What is asked:
Lift every line from the entries that includes the word "middle".

Dataset records:
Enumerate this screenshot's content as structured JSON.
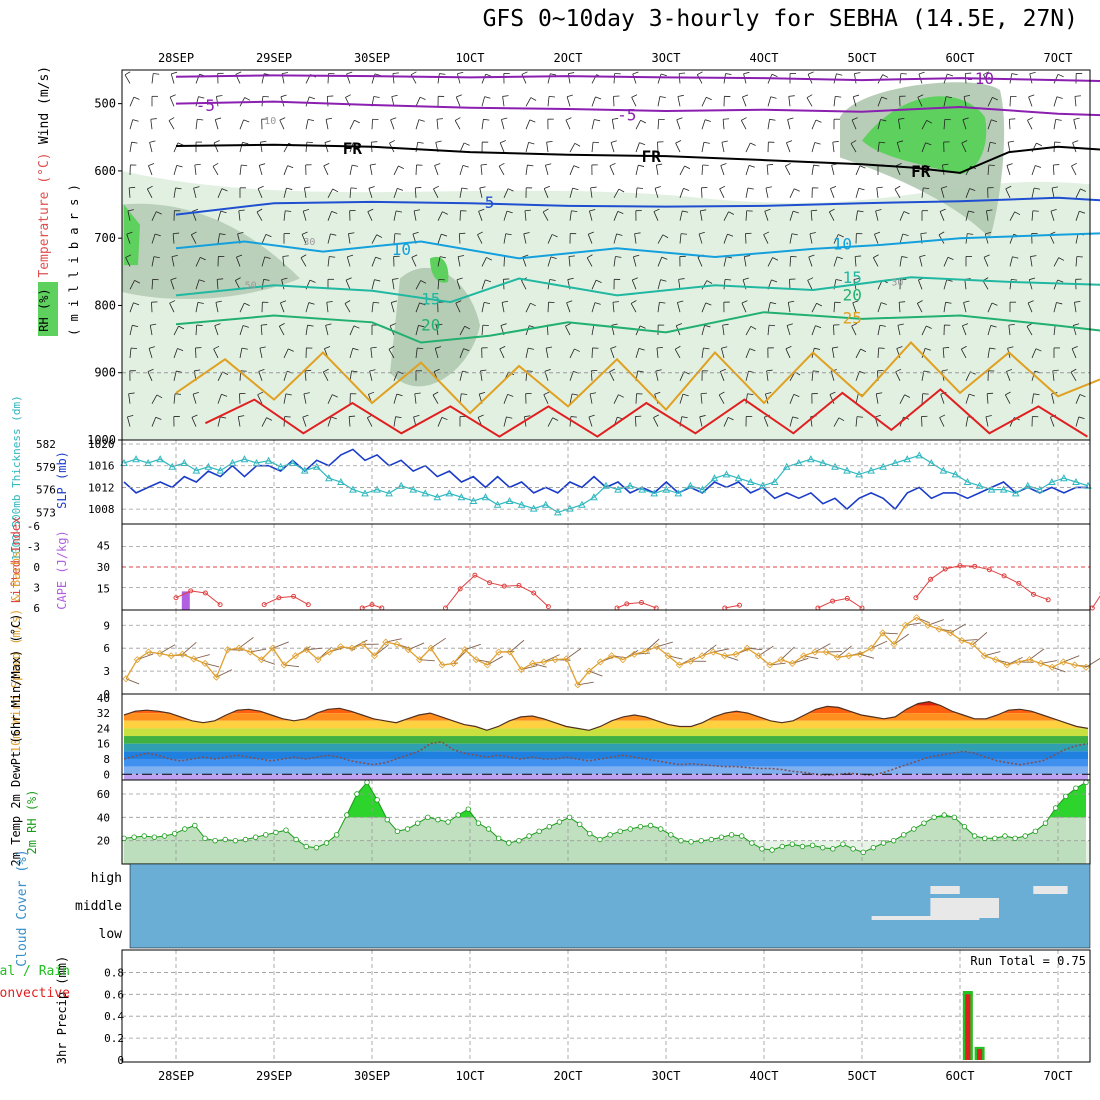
{
  "title": "GFS 0~10day 3-hourly for SEBHA (14.5E, 27N)",
  "colors": {
    "frame": "#000000",
    "grid": "#9a9a9a",
    "freezing": "#000000",
    "temp_cold": "#8a1fb0",
    "temp_blue": "#1f4fd0",
    "temp_cyan": "#14a0dc",
    "temp_teal": "#20b8a0",
    "temp_green": "#22b070",
    "temp_orange": "#e0a020",
    "temp_red": "#e02020",
    "rh_light": "#e2f0e2",
    "rh_mid": "#b0c8b0",
    "rh_high": "#5ed05e",
    "slp": "#1a3cc8",
    "thickness": "#30b8c0",
    "lifted_index": "#e04040",
    "cape": "#b060e0",
    "wind10": "#e0a030",
    "barb": "#806050",
    "rh2m": "#1a9c1a",
    "cloud": "#6aaed6",
    "cloud_patch": "#e8e8e8",
    "precip_total": "#22c022",
    "precip_conv": "#e02020"
  },
  "chart_data": [
    {
      "id": "upper_air",
      "type": "heatmap",
      "ylabel": "( m i l l i b a r s )",
      "legend_labels": [
        "RH (%)",
        "Temperature (°C)",
        "Wind (m/s)"
      ],
      "x_ticks_top": [
        "28SEP",
        "29SEP",
        "30SEP",
        "1OCT",
        "2OCT",
        "3OCT",
        "4OCT",
        "5OCT",
        "6OCT",
        "7OCT"
      ],
      "yticks": [
        "500",
        "600",
        "700",
        "800",
        "900",
        "1000"
      ],
      "ylim": [
        1000,
        450
      ],
      "contour_labels": [
        "-10",
        "-5",
        "-5",
        "FR",
        "FR",
        "FR",
        "5",
        "10",
        "10",
        "15",
        "15",
        "20",
        "20",
        "25"
      ],
      "rh_labels": [
        "30",
        "50",
        "10",
        "30"
      ],
      "isotherms": [
        {
          "name": "-10",
          "color": "temp_cold",
          "x": [
            0,
            1,
            2,
            3,
            4,
            5,
            6,
            7,
            8,
            9,
            9.6
          ],
          "y": [
            460,
            458,
            459,
            461,
            459,
            461,
            462,
            465,
            462,
            465,
            467
          ]
        },
        {
          "name": "-5",
          "color": "temp_cold",
          "x": [
            0,
            1,
            2,
            3,
            4,
            5,
            6,
            7,
            8,
            9,
            9.6
          ],
          "y": [
            500,
            497,
            502,
            506,
            508,
            511,
            509,
            512,
            505,
            515,
            518
          ]
        },
        {
          "name": "FR",
          "color": "freezing",
          "x": [
            0,
            1,
            2,
            3,
            4,
            5,
            6,
            7,
            7.5,
            8,
            8.5,
            9,
            9.6
          ],
          "y": [
            563,
            561,
            564,
            572,
            576,
            578,
            584,
            590,
            595,
            603,
            572,
            564,
            570
          ]
        },
        {
          "name": "5",
          "color": "temp_blue",
          "x": [
            0,
            1,
            2,
            3,
            4,
            5,
            6,
            7,
            8,
            9,
            9.6
          ],
          "y": [
            665,
            648,
            646,
            648,
            652,
            653,
            652,
            648,
            645,
            640,
            645
          ]
        },
        {
          "name": "10",
          "color": "temp_cyan",
          "x": [
            0,
            0.7,
            1.5,
            2.5,
            3.5,
            4.5,
            5.5,
            6.5,
            7.2,
            8,
            9,
            9.6
          ],
          "y": [
            715,
            705,
            720,
            705,
            730,
            715,
            728,
            716,
            710,
            700,
            695,
            692
          ]
        },
        {
          "name": "15",
          "color": "temp_teal",
          "x": [
            0,
            1,
            2,
            2.8,
            3.5,
            4.5,
            5.5,
            6.5,
            7.5,
            8.5,
            9.6
          ],
          "y": [
            785,
            770,
            778,
            795,
            760,
            785,
            770,
            777,
            758,
            765,
            770
          ]
        },
        {
          "name": "20",
          "color": "temp_green",
          "x": [
            0,
            1,
            2,
            2.5,
            3.2,
            4,
            5,
            6,
            7,
            8,
            9,
            9.6
          ],
          "y": [
            828,
            815,
            825,
            855,
            845,
            825,
            840,
            810,
            820,
            815,
            830,
            840
          ]
        },
        {
          "name": "25",
          "color": "temp_orange",
          "x": [
            0,
            0.5,
            1,
            1.5,
            2,
            2.5,
            3,
            3.5,
            4,
            4.5,
            5,
            5.5,
            6,
            6.5,
            7,
            7.5,
            8,
            8.5,
            9,
            9.6
          ],
          "y": [
            930,
            880,
            940,
            870,
            945,
            885,
            960,
            890,
            950,
            880,
            955,
            870,
            945,
            870,
            935,
            855,
            930,
            870,
            935,
            900
          ]
        },
        {
          "name": "30",
          "color": "temp_red",
          "x": [
            0.3,
            0.8,
            1.3,
            1.8,
            2.3,
            2.8,
            3.3,
            3.8,
            4.3,
            4.8,
            5.3,
            5.8,
            6.3,
            6.8,
            7.3,
            7.8,
            8.3,
            8.8,
            9.3
          ],
          "y": [
            975,
            940,
            990,
            945,
            990,
            950,
            995,
            950,
            995,
            945,
            990,
            940,
            990,
            930,
            985,
            925,
            990,
            950,
            995
          ]
        }
      ]
    },
    {
      "id": "pressure",
      "type": "line",
      "ylabel_left": "1000-500mb Thickness (dm)",
      "ylabel_right": "SLP (mb)",
      "left_ticks": [
        "582",
        "579",
        "576",
        "573"
      ],
      "right_ticks": [
        "1020",
        "1016",
        "1012",
        "1008"
      ],
      "series": [
        {
          "name": "SLP (mb)",
          "color": "slp",
          "values": [
            1013,
            1011,
            1012,
            1013,
            1012,
            1014,
            1013,
            1015,
            1014,
            1016,
            1014,
            1016,
            1016,
            1015,
            1017,
            1015,
            1017,
            1016,
            1018,
            1019,
            1017,
            1018,
            1016,
            1017,
            1015,
            1016,
            1014,
            1015,
            1013,
            1014,
            1012,
            1014,
            1012,
            1013,
            1011,
            1012,
            1011,
            1013,
            1012,
            1014,
            1012,
            1013,
            1011,
            1012,
            1011,
            1013,
            1011,
            1012,
            1011,
            1013,
            1012,
            1013,
            1011,
            1012,
            1010,
            1011,
            1010,
            1011,
            1009,
            1010,
            1008,
            1010,
            1011,
            1010,
            1008,
            1011,
            1012,
            1010,
            1011,
            1011,
            1010,
            1011,
            1012,
            1013,
            1011,
            1012,
            1011,
            1012,
            1011,
            1012,
            1012
          ]
        },
        {
          "name": "1000-500mb Thickness (dm)",
          "color": "thickness",
          "values": [
            579.5,
            580,
            579.5,
            580,
            579,
            579.5,
            578.5,
            579,
            578.5,
            579.5,
            580,
            579.5,
            579.8,
            579,
            579.5,
            578.5,
            579,
            577.5,
            577,
            576,
            575.5,
            576,
            575.5,
            576.5,
            576,
            575.5,
            575,
            575.5,
            575,
            574.5,
            575,
            574,
            574.5,
            574,
            573.5,
            574,
            573,
            573.5,
            574,
            575,
            576.5,
            576,
            576.5,
            576,
            575.5,
            576,
            575.5,
            576.5,
            576,
            577.5,
            578,
            577.5,
            577,
            576.5,
            577,
            579,
            579.5,
            580,
            579.5,
            579,
            578.5,
            578,
            578.5,
            579,
            579.5,
            580,
            580.5,
            579.5,
            578.5,
            578,
            577,
            576.5,
            576,
            576,
            575.5,
            576.5,
            576,
            577,
            577.5,
            577,
            576.5
          ]
        }
      ]
    },
    {
      "id": "stability",
      "type": "bar",
      "ylabel_left": "Lifted Index",
      "ylabel_right": "CAPE (J/kg)",
      "li_ticks": [
        "-6",
        "-3",
        "0",
        "3",
        "6"
      ],
      "cape_ticks": [
        "45",
        "30",
        "15"
      ],
      "lifted_index_segments": [
        {
          "x": [
            0,
            0.15,
            0.3,
            0.45
          ],
          "y": [
            4.5,
            3.5,
            3.8,
            5.5
          ]
        },
        {
          "x": [
            0.9,
            1.05,
            1.2,
            1.35
          ],
          "y": [
            5.5,
            4.5,
            4.3,
            5.5
          ]
        },
        {
          "x": [
            1.9,
            2.0,
            2.1
          ],
          "y": [
            6,
            5.5,
            6
          ]
        },
        {
          "x": [
            2.75,
            2.9,
            3.05,
            3.2,
            3.35,
            3.5,
            3.65,
            3.8
          ],
          "y": [
            6,
            3.2,
            1.2,
            2.3,
            2.8,
            2.7,
            3.8,
            5.8
          ]
        },
        {
          "x": [
            4.5,
            4.6,
            4.75,
            4.9
          ],
          "y": [
            6,
            5.4,
            5.2,
            6
          ]
        },
        {
          "x": [
            5.6,
            5.75
          ],
          "y": [
            6,
            5.6
          ]
        },
        {
          "x": [
            6.55,
            6.7,
            6.85,
            7.0
          ],
          "y": [
            6,
            5.0,
            4.6,
            6
          ]
        },
        {
          "x": [
            7.55,
            7.7,
            7.85,
            8.0,
            8.15,
            8.3,
            8.45,
            8.6,
            8.75,
            8.9
          ],
          "y": [
            4.5,
            1.8,
            0.3,
            -0.2,
            -0.1,
            0.4,
            1.3,
            2.4,
            4.0,
            4.8
          ]
        },
        {
          "x": [
            9.35,
            9.45,
            9.55,
            9.65
          ],
          "y": [
            6,
            3.8,
            1.0,
            -0.5
          ]
        }
      ],
      "cape_values": [
        {
          "x": 0.1,
          "value": 13
        },
        {
          "x": 9.62,
          "value": 56
        }
      ]
    },
    {
      "id": "wind10m",
      "type": "line",
      "ylabel": "10m Wind Speed (m/s) & Barbs",
      "yticks": [
        "0",
        "3",
        "6",
        "9"
      ],
      "ylim": [
        0,
        11
      ],
      "values": [
        2,
        4.5,
        5.5,
        5.3,
        5.0,
        5.2,
        4.6,
        4.0,
        2.2,
        5.8,
        6.0,
        5.5,
        4.5,
        6.0,
        3.8,
        5.0,
        5.8,
        4.5,
        5.5,
        6.2,
        6.0,
        6.5,
        5.0,
        6.8,
        6.5,
        5.8,
        4.5,
        6.0,
        3.8,
        4.0,
        5.8,
        4.5,
        3.8,
        5.5,
        5.5,
        3.2,
        4.0,
        4.2,
        4.5,
        4.6,
        1.2,
        3.0,
        4.2,
        5.0,
        4.5,
        5.2,
        5.6,
        6.2,
        5.0,
        3.8,
        4.3,
        5.0,
        5.5,
        5.0,
        5.2,
        6.0,
        5.0,
        3.8,
        4.5,
        4.0,
        5.0,
        5.5,
        5.5,
        4.8,
        5.0,
        5.2,
        6.0,
        8.0,
        6.5,
        9.0,
        10.0,
        9.0,
        8.5,
        8.0,
        7.0,
        6.5,
        5.0,
        4.5,
        3.8,
        4.2,
        4.5,
        4.0,
        3.5,
        4.2,
        3.8,
        3.5
      ]
    },
    {
      "id": "temp2m",
      "type": "area",
      "ylabel": "2m Temp 2m DewPt (6hr Min/Max) (°C)",
      "yticks": [
        "0",
        "8",
        "16",
        "24",
        "32",
        "40"
      ],
      "ylim": [
        -3,
        42
      ],
      "temperature": [
        31,
        33,
        33.5,
        33,
        32,
        30,
        28,
        27,
        28,
        31,
        33.5,
        34,
        33,
        31,
        29,
        28,
        29,
        32,
        34,
        34.5,
        33,
        31,
        29,
        28,
        27,
        29,
        31,
        32,
        30,
        28,
        26,
        25,
        23,
        25,
        28,
        30,
        30.5,
        29,
        27,
        25,
        24,
        23,
        25,
        28,
        30,
        31,
        30,
        28,
        26,
        25,
        25,
        27,
        30,
        32,
        33,
        32,
        30,
        28,
        27,
        28,
        31,
        34,
        35.5,
        35,
        33,
        31,
        30,
        29,
        30,
        34,
        37,
        38,
        36,
        33,
        31,
        29,
        29,
        31,
        33.5,
        34,
        33,
        31,
        29,
        27,
        25,
        24
      ],
      "dewpoint": [
        8,
        9.5,
        11,
        10,
        8,
        7,
        8,
        9,
        8,
        9,
        10,
        9,
        8,
        7,
        8,
        9,
        8,
        9,
        10,
        9,
        7,
        6,
        5,
        6,
        8,
        10,
        12,
        16,
        17,
        13,
        11,
        10,
        9,
        10,
        9,
        8,
        9,
        8,
        8,
        9,
        8,
        7,
        8,
        9,
        10,
        9,
        8,
        7,
        6,
        5,
        5.5,
        5,
        4.5,
        4,
        4,
        3.5,
        3,
        3,
        2.5,
        1.5,
        1,
        0,
        -0.5,
        0,
        0.5,
        0,
        -0.5,
        1,
        3,
        5,
        7,
        9,
        10,
        11,
        12,
        11,
        9,
        7,
        6,
        5,
        6,
        7,
        10,
        13,
        15,
        16
      ]
    },
    {
      "id": "rh2m",
      "type": "area",
      "ylabel": "2m RH (%)",
      "yticks": [
        "20",
        "40",
        "60"
      ],
      "ylim": [
        0,
        72
      ],
      "values": [
        22,
        23,
        24,
        23,
        24,
        26,
        30,
        33,
        22,
        20,
        21,
        20,
        21,
        23,
        25,
        27,
        29,
        21,
        15,
        14,
        18,
        25,
        42,
        60,
        70,
        55,
        38,
        28,
        30,
        35,
        40,
        38,
        36,
        42,
        47,
        35,
        30,
        22,
        18,
        20,
        24,
        28,
        32,
        36,
        40,
        34,
        26,
        21,
        25,
        28,
        30,
        32,
        33,
        30,
        25,
        20,
        19,
        20,
        21,
        23,
        25,
        24,
        18,
        13,
        12,
        15,
        17,
        15,
        16,
        14,
        13,
        17,
        13,
        10,
        14,
        18,
        20,
        25,
        30,
        35,
        40,
        42,
        40,
        32,
        24,
        22,
        22,
        24,
        22,
        24,
        28,
        35,
        48,
        58,
        65,
        70
      ]
    },
    {
      "id": "cloud",
      "type": "heatmap",
      "ylabel": "Cloud Cover (%)",
      "yticks": [
        "high",
        "middle",
        "low"
      ],
      "patches": [
        {
          "level": "low-middle",
          "x_start": 7.2,
          "x_end": 8.3,
          "value": 0.2
        },
        {
          "level": "middle",
          "x_start": 7.8,
          "x_end": 8.0,
          "value": 0.3
        },
        {
          "level": "middle",
          "x_start": 8.0,
          "x_end": 8.5,
          "value": 0.4
        },
        {
          "level": "high",
          "x_start": 7.8,
          "x_end": 8.1,
          "value": 0.2
        },
        {
          "level": "high",
          "x_start": 8.85,
          "x_end": 9.2,
          "value": 0.2
        }
      ]
    },
    {
      "id": "precip",
      "type": "bar",
      "ylabel": "3hr Precip (mm)",
      "legend_labels": [
        "Total / Rain",
        "Convective"
      ],
      "yticks": [
        "0",
        "0.2",
        "0.4",
        "0.6",
        "0.8"
      ],
      "ylim": [
        0,
        0.95
      ],
      "run_total_label": "Run Total = 0.75",
      "bars": [
        {
          "x": 8.08,
          "total": 0.63,
          "convective": 0.6
        },
        {
          "x": 8.2,
          "total": 0.12,
          "convective": 0.1
        }
      ],
      "x_ticks_bottom": [
        "28SEP",
        "29SEP",
        "30SEP",
        "1OCT",
        "2OCT",
        "3OCT",
        "4OCT",
        "5OCT",
        "6OCT",
        "7OCT"
      ]
    }
  ]
}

Worked answer:
        "middle",
          "level": "low-middle",
          "level": "middle",
          "level": "middle",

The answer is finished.